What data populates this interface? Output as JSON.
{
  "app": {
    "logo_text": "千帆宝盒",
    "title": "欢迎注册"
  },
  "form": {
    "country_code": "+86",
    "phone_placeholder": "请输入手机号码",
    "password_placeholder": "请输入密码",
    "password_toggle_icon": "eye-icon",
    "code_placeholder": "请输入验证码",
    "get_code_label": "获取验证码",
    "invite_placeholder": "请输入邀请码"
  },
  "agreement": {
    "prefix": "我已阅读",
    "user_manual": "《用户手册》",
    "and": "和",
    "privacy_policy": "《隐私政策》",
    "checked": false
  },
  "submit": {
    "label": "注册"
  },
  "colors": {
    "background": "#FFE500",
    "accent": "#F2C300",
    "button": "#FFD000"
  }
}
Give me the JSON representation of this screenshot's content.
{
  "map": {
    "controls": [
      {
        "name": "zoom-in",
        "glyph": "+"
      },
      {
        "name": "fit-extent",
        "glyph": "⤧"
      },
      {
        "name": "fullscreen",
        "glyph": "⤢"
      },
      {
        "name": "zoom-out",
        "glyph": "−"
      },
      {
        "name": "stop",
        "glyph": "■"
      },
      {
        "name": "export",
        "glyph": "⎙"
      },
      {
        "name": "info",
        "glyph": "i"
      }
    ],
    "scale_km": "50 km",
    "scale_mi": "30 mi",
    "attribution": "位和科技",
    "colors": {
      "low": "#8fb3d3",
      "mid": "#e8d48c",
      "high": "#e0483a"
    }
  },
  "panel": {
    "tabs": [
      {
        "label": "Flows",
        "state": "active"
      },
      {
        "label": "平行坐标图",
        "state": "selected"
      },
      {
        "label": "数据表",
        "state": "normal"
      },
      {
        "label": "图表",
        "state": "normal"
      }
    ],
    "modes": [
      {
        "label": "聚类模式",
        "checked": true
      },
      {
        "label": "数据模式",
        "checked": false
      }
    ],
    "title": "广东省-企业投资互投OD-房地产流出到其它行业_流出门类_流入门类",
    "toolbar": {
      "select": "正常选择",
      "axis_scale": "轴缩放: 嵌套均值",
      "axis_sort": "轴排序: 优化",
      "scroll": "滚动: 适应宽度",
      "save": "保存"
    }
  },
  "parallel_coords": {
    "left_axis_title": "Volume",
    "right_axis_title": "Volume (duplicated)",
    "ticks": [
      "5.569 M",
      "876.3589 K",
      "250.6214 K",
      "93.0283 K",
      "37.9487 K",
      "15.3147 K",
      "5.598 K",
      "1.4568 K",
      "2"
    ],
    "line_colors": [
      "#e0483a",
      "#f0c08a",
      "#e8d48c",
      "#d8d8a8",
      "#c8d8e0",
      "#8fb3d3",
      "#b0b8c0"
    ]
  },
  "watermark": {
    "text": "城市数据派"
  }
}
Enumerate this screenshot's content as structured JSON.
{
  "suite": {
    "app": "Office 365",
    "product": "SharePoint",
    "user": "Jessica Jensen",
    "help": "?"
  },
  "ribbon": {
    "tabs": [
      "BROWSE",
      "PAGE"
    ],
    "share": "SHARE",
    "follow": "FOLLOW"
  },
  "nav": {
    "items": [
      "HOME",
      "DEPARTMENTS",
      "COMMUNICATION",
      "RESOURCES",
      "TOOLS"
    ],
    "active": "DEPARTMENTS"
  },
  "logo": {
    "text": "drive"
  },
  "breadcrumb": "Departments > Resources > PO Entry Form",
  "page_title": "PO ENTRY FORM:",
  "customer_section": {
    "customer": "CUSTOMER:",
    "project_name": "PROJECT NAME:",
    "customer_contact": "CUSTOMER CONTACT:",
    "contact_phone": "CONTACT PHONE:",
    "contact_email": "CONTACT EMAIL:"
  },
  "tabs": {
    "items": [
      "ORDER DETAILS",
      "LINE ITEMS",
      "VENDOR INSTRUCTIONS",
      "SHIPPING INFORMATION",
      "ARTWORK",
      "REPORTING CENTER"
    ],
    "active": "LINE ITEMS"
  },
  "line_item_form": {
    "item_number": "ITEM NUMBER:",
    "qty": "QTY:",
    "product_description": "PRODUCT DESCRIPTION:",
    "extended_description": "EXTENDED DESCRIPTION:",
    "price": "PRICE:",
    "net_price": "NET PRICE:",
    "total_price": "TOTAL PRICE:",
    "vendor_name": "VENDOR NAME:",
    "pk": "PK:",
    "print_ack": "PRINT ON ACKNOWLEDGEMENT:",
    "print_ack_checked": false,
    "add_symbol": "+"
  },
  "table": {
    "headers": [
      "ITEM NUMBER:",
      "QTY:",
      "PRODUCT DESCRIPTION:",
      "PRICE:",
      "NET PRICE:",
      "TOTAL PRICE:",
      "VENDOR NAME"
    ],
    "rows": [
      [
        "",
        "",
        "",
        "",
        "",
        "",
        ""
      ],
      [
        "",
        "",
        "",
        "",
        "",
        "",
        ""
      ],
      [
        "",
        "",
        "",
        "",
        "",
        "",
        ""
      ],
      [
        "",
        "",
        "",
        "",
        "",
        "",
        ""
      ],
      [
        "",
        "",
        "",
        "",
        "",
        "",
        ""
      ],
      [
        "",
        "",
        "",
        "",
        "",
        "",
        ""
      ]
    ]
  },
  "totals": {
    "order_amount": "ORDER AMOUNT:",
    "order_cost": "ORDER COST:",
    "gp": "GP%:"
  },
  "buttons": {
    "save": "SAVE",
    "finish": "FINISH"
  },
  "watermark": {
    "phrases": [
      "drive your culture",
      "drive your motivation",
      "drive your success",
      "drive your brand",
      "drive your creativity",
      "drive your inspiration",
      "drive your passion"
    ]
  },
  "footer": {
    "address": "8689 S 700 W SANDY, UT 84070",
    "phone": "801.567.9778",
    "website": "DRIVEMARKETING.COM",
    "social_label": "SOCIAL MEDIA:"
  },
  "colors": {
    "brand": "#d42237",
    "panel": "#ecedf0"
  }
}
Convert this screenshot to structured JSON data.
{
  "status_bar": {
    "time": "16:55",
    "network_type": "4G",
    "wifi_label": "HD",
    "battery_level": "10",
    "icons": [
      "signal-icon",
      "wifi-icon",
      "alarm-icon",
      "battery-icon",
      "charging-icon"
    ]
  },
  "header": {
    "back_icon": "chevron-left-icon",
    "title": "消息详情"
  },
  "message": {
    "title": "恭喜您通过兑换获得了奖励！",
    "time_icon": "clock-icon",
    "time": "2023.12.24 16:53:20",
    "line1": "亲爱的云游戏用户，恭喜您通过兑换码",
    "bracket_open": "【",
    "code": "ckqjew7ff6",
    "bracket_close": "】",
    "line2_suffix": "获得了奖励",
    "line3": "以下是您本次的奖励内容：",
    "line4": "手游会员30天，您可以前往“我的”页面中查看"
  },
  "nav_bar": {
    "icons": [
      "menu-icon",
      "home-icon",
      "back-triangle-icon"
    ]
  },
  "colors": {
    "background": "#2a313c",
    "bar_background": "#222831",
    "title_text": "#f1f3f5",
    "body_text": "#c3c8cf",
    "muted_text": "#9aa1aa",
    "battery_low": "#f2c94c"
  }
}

Problem to solve — Each line of the listing above should be output exactly.

Complete answer —
What data populates this interface? Output as JSON.
{
  "app": {
    "logo_text": "千帆宝盒",
    "title": "欢迎注册"
  },
  "form": {
    "country_code": "+86",
    "phone_placeholder": "请输入手机号码",
    "password_placeholder": "请输入密码",
    "password_toggle_icon": "eye-icon",
    "code_placeholder": "请输入验证码",
    "get_code_label": "获取验证码",
    "invite_placeholder": "请输入邀请码"
  },
  "agreement": {
    "prefix": "我已阅读",
    "user_manual": "《用户手册》",
    "and": "和",
    "privacy_policy": "《隐私政策》",
    "checked": false
  },
  "submit": {
    "label": "注册"
  },
  "colors": {
    "background": "#FFE500",
    "accent": "#F2C300",
    "button": "#FFD000"
  }
}
Give me the JSON representation of this screenshot's content.
{
  "map": {
    "controls": [
      {
        "name": "zoom-in",
        "glyph": "+"
      },
      {
        "name": "fit-extent",
        "glyph": "⤧"
      },
      {
        "name": "fullscreen",
        "glyph": "⤢"
      },
      {
        "name": "zoom-out",
        "glyph": "−"
      },
      {
        "name": "stop",
        "glyph": "■"
      },
      {
        "name": "export",
        "glyph": "⎙"
      },
      {
        "name": "info",
        "glyph": "i"
      }
    ],
    "scale_km": "50 km",
    "scale_mi": "30 mi",
    "attribution": "位和科技",
    "colors": {
      "low": "#8fb3d3",
      "mid": "#e8d48c",
      "high": "#e0483a"
    }
  },
  "panel": {
    "tabs": [
      {
        "label": "Flows",
        "state": "active"
      },
      {
        "label": "平行坐标图",
        "state": "selected"
      },
      {
        "label": "数据表",
        "state": "normal"
      },
      {
        "label": "图表",
        "state": "normal"
      }
    ],
    "modes": [
      {
        "label": "聚类模式",
        "checked": true
      },
      {
        "label": "数据模式",
        "checked": false
      }
    ],
    "title": "广东省-企业投资互投OD-房地产流出到其它行业_流出门类_流入门类",
    "toolbar": {
      "select": "正常选择",
      "axis_scale": "轴缩放: 嵌套均值",
      "axis_sort": "轴排序: 优化",
      "scroll": "滚动: 适应宽度",
      "save": "保存"
    }
  },
  "parallel_coords": {
    "left_axis_title": "Volume",
    "right_axis_title": "Volume (duplicated)",
    "ticks": [
      "5.569 M",
      "876.3589 K",
      "250.6214 K",
      "93.0283 K",
      "37.9487 K",
      "15.3147 K",
      "5.598 K",
      "1.4568 K",
      "2"
    ],
    "line_colors": [
      "#e0483a",
      "#f0c08a",
      "#e8d48c",
      "#d8d8a8",
      "#c8d8e0",
      "#8fb3d3",
      "#b0b8c0"
    ]
  },
  "watermark": {
    "text": "城市数据派"
  }
}
Enumerate this screenshot's content as structured JSON.
{
  "suite": {
    "app": "Office 365",
    "product": "SharePoint",
    "user": "Jessica Jensen",
    "help": "?"
  },
  "ribbon": {
    "tabs": [
      "BROWSE",
      "PAGE"
    ],
    "share": "SHARE",
    "follow": "FOLLOW"
  },
  "nav": {
    "items": [
      "HOME",
      "DEPARTMENTS",
      "COMMUNICATION",
      "RESOURCES",
      "TOOLS"
    ],
    "active": "DEPARTMENTS"
  },
  "logo": {
    "text": "drive"
  },
  "breadcrumb": "Departments > Resources > PO Entry Form",
  "page_title": "PO ENTRY FORM:",
  "customer_section": {
    "customer": "CUSTOMER:",
    "project_name": "PROJECT NAME:",
    "customer_contact": "CUSTOMER CONTACT:",
    "contact_phone": "CONTACT PHONE:",
    "contact_email": "CONTACT EMAIL:"
  },
  "tabs": {
    "items": [
      "ORDER DETAILS",
      "LINE ITEMS",
      "VENDOR INSTRUCTIONS",
      "SHIPPING INFORMATION",
      "ARTWORK",
      "REPORTING CENTER"
    ],
    "active": "LINE ITEMS"
  },
  "line_item_form": {
    "item_number": "ITEM NUMBER:",
    "qty": "QTY:",
    "product_description": "PRODUCT DESCRIPTION:",
    "extended_description": "EXTENDED DESCRIPTION:",
    "price": "PRICE:",
    "net_price": "NET PRICE:",
    "total_price": "TOTAL PRICE:",
    "vendor_name": "VENDOR NAME:",
    "pk": "PK:",
    "print_ack": "PRINT ON ACKNOWLEDGEMENT:",
    "print_ack_checked": false,
    "add_symbol": "+"
  },
  "table": {
    "headers": [
      "ITEM NUMBER:",
      "QTY:",
      "PRODUCT DESCRIPTION:",
      "PRICE:",
      "NET PRICE:",
      "TOTAL PRICE:",
      "VENDOR NAME"
    ],
    "rows": [
      [
        "",
        "",
        "",
        "",
        "",
        "",
        ""
      ],
      [
        "",
        "",
        "",
        "",
        "",
        "",
        ""
      ],
      [
        "",
        "",
        "",
        "",
        "",
        "",
        ""
      ],
      [
        "",
        "",
        "",
        "",
        "",
        "",
        ""
      ],
      [
        "",
        "",
        "",
        "",
        "",
        "",
        ""
      ],
      [
        "",
        "",
        "",
        "",
        "",
        "",
        ""
      ]
    ]
  },
  "totals": {
    "order_amount": "ORDER AMOUNT:",
    "order_cost": "ORDER COST:",
    "gp": "GP%:"
  },
  "buttons": {
    "save": "SAVE",
    "finish": "FINISH"
  },
  "watermark": {
    "phrases": [
      "drive your culture",
      "drive your motivation",
      "drive your success",
      "drive your brand",
      "drive your creativity",
      "drive your inspiration",
      "drive your passion"
    ]
  },
  "footer": {
    "address": "8689 S 700 W SANDY, UT 84070",
    "phone": "801.567.9778",
    "website": "DRIVEMARKETING.COM",
    "social_label": "SOCIAL MEDIA:"
  },
  "colors": {
    "brand": "#d42237",
    "panel": "#ecedf0"
  }
}
Convert this screenshot to structured JSON data.
{
  "status_bar": {
    "time": "16:55",
    "network_type": "4G",
    "wifi_label": "HD",
    "battery_level": "10",
    "icons": [
      "signal-icon",
      "wifi-icon",
      "alarm-icon",
      "battery-icon",
      "charging-icon"
    ]
  },
  "header": {
    "back_icon": "chevron-left-icon",
    "title": "消息详情"
  },
  "message": {
    "title": "恭喜您通过兑换获得了奖励！",
    "time_icon": "clock-icon",
    "time": "2023.12.24 16:53:20",
    "line1": "亲爱的云游戏用户，恭喜您通过兑换码",
    "bracket_open": "【",
    "code": "ckqjew7ff6",
    "bracket_close": "】",
    "line2_suffix": "获得了奖励",
    "line3": "以下是您本次的奖励内容：",
    "line4": "手游会员30天，您可以前往“我的”页面中查看"
  },
  "nav_bar": {
    "icons": [
      "menu-icon",
      "home-icon",
      "back-triangle-icon"
    ]
  },
  "colors": {
    "background": "#2a313c",
    "bar_background": "#222831",
    "title_text": "#f1f3f5",
    "body_text": "#c3c8cf",
    "muted_text": "#9aa1aa",
    "battery_low": "#f2c94c"
  }
}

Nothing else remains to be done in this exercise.